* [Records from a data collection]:
>> Begin

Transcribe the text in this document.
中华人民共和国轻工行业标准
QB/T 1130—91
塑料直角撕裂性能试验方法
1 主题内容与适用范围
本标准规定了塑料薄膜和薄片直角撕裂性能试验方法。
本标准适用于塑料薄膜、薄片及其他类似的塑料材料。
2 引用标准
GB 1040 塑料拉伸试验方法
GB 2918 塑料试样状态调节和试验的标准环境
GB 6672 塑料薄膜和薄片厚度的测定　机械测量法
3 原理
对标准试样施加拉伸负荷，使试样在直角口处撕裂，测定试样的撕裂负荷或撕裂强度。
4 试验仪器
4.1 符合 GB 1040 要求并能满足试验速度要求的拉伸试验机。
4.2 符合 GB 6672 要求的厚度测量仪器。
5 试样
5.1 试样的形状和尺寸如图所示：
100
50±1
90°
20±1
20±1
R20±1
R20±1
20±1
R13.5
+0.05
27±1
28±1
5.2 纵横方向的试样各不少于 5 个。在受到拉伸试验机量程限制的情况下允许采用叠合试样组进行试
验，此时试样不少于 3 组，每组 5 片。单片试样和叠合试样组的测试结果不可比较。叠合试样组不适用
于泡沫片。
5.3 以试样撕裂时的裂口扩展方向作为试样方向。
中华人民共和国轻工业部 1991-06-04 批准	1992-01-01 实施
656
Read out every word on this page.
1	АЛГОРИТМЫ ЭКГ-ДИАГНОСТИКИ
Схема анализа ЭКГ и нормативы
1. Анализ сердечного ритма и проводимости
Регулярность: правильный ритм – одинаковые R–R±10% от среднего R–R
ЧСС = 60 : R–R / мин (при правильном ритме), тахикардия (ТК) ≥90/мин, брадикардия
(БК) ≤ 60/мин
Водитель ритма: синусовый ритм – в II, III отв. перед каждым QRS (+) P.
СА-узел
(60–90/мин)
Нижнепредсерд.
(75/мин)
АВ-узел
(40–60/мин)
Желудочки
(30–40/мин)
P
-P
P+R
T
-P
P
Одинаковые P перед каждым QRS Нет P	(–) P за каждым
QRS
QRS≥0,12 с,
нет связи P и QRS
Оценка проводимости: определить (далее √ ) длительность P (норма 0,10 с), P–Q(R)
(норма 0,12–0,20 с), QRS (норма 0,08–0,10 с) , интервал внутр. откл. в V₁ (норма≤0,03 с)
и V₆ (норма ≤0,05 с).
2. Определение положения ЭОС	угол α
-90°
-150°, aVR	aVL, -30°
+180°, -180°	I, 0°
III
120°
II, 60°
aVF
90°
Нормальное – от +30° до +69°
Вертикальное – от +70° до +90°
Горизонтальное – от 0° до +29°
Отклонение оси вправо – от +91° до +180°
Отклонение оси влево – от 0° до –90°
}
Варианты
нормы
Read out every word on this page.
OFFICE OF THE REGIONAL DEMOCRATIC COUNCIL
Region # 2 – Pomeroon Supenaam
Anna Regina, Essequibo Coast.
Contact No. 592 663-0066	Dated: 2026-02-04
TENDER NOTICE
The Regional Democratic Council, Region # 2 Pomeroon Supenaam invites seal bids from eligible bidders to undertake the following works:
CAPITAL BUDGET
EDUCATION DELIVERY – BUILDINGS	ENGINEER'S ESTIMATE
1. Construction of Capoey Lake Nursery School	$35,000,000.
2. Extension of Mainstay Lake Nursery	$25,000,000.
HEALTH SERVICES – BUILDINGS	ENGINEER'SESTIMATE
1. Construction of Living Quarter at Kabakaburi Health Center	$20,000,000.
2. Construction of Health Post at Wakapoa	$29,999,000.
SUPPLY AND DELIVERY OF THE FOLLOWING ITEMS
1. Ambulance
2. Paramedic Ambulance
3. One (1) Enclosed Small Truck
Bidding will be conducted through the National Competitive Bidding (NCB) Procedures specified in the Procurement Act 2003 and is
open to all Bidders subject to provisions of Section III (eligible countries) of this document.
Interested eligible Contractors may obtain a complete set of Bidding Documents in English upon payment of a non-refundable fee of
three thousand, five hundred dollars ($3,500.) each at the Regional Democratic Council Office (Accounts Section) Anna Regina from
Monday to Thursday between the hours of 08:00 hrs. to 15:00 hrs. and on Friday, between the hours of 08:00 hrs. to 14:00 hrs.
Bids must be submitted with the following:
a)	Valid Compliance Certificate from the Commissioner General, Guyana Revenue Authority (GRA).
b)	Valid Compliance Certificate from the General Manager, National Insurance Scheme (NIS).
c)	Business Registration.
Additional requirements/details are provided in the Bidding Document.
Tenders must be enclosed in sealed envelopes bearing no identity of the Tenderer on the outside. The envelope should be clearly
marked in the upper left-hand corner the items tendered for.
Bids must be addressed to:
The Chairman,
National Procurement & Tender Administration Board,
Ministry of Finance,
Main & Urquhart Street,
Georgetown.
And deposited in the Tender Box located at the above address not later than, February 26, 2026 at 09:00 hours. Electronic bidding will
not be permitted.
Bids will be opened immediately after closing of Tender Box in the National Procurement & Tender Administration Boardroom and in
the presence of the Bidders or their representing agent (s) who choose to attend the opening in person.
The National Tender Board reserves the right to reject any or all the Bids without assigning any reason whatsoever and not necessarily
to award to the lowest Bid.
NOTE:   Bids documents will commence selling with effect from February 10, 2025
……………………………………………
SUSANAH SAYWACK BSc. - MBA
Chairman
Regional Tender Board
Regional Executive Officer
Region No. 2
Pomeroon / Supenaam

>> End

* [PROMPT]: Using the data above, repeat every line exactly.

* [RESULT OF THIS EXERCISE]:
Transcribe the text in this document.
中华人民共和国轻工行业标准
QB/T 1130—91
塑料直角撕裂性能试验方法
1 主题内容与适用范围
本标准规定了塑料薄膜和薄片直角撕裂性能试验方法。
本标准适用于塑料薄膜、薄片及其他类似的塑料材料。
2 引用标准
GB 1040 塑料拉伸试验方法
GB 2918 塑料试样状态调节和试验的标准环境
GB 6672 塑料薄膜和薄片厚度的测定　机械测量法
3 原理
对标准试样施加拉伸负荷，使试样在直角口处撕裂，测定试样的撕裂负荷或撕裂强度。
4 试验仪器
4.1 符合 GB 1040 要求并能满足试验速度要求的拉伸试验机。
4.2 符合 GB 6672 要求的厚度测量仪器。
5 试样
5.1 试样的形状和尺寸如图所示：
100
50±1
90°
20±1
20±1
R20±1
R20±1
20±1
R13.5
+0.05
27±1
28±1
5.2 纵横方向的试样各不少于 5 个。在受到拉伸试验机量程限制的情况下允许采用叠合试样组进行试
验，此时试样不少于 3 组，每组 5 片。单片试样和叠合试样组的测试结果不可比较。叠合试样组不适用
于泡沫片。
5.3 以试样撕裂时的裂口扩展方向作为试样方向。
中华人民共和国轻工业部 1991-06-04 批准	1992-01-01 实施
656
Read out every word on this page.
1	АЛГОРИТМЫ ЭКГ-ДИАГНОСТИКИ
Схема анализа ЭКГ и нормативы
1. Анализ сердечного ритма и проводимости
Регулярность: правильный ритм – одинаковые R–R±10% от среднего R–R
ЧСС = 60 : R–R / мин (при правильном ритме), тахикардия (ТК) ≥90/мин, брадикардия
(БК) ≤ 60/мин
Водитель ритма: синусовый ритм – в II, III отв. перед каждым QRS (+) P.
СА-узел
(60–90/мин)
Нижнепредсерд.
(75/мин)
АВ-узел
(40–60/мин)
Желудочки
(30–40/мин)
P
-P
P+R
T
-P
P
Одинаковые P перед каждым QRS Нет P	(–) P за каждым
QRS
QRS≥0,12 с,
нет связи P и QRS
Оценка проводимости: определить (далее √ ) длительность P (норма 0,10 с), P–Q(R)
(норма 0,12–0,20 с), QRS (норма 0,08–0,10 с) , интервал внутр. откл. в V₁ (норма≤0,03 с)
и V₆ (норма ≤0,05 с).
2. Определение положения ЭОС	угол α
-90°
-150°, aVR	aVL, -30°
+180°, -180°	I, 0°
III
120°
II, 60°
aVF
90°
Нормальное – от +30° до +69°
Вертикальное – от +70° до +90°
Горизонтальное – от 0° до +29°
Отклонение оси вправо – от +91° до +180°
Отклонение оси влево – от 0° до –90°
}
Варианты
нормы
Read out every word on this page.
OFFICE OF THE REGIONAL DEMOCRATIC COUNCIL
Region # 2 – Pomeroon Supenaam
Anna Regina, Essequibo Coast.
Contact No. 592 663-0066	Dated: 2026-02-04
TENDER NOTICE
The Regional Democratic Council, Region # 2 Pomeroon Supenaam invites seal bids from eligible bidders to undertake the following works:
CAPITAL BUDGET
EDUCATION DELIVERY – BUILDINGS	ENGINEER'S ESTIMATE
1. Construction of Capoey Lake Nursery School	$35,000,000.
2. Extension of Mainstay Lake Nursery	$25,000,000.
HEALTH SERVICES – BUILDINGS	ENGINEER'SESTIMATE
1. Construction of Living Quarter at Kabakaburi Health Center	$20,000,000.
2. Construction of Health Post at Wakapoa	$29,999,000.
SUPPLY AND DELIVERY OF THE FOLLOWING ITEMS
1. Ambulance
2. Paramedic Ambulance
3. One (1) Enclosed Small Truck
Bidding will be conducted through the National Competitive Bidding (NCB) Procedures specified in the Procurement Act 2003 and is
open to all Bidders subject to provisions of Section III (eligible countries) of this document.
Interested eligible Contractors may obtain a complete set of Bidding Documents in English upon payment of a non-refundable fee of
three thousand, five hundred dollars ($3,500.) each at the Regional Democratic Council Office (Accounts Section) Anna Regina from
Monday to Thursday between the hours of 08:00 hrs. to 15:00 hrs. and on Friday, between the hours of 08:00 hrs. to 14:00 hrs.
Bids must be submitted with the following:
a)	Valid Compliance Certificate from the Commissioner General, Guyana Revenue Authority (GRA).
b)	Valid Compliance Certificate from the General Manager, National Insurance Scheme (NIS).
c)	Business Registration.
Additional requirements/details are provided in the Bidding Document.
Tenders must be enclosed in sealed envelopes bearing no identity of the Tenderer on the outside. The envelope should be clearly
marked in the upper left-hand corner the items tendered for.
Bids must be addressed to:
The Chairman,
National Procurement & Tender Administration Board,
Ministry of Finance,
Main & Urquhart Street,
Georgetown.
And deposited in the Tender Box located at the above address not later than, February 26, 2026 at 09:00 hours. Electronic bidding will
not be permitted.
Bids will be opened immediately after closing of Tender Box in the National Procurement & Tender Administration Boardroom and in
the presence of the Bidders or their representing agent (s) who choose to attend the opening in person.
The National Tender Board reserves the right to reject any or all the Bids without assigning any reason whatsoever and not necessarily
to award to the lowest Bid.
NOTE:   Bids documents will commence selling with effect from February 10, 2025
……………………………………………
SUSANAH SAYWACK BSc. - MBA
Chairman
Regional Tender Board
Regional Executive Officer
Region No. 2
Pomeroon / Supenaam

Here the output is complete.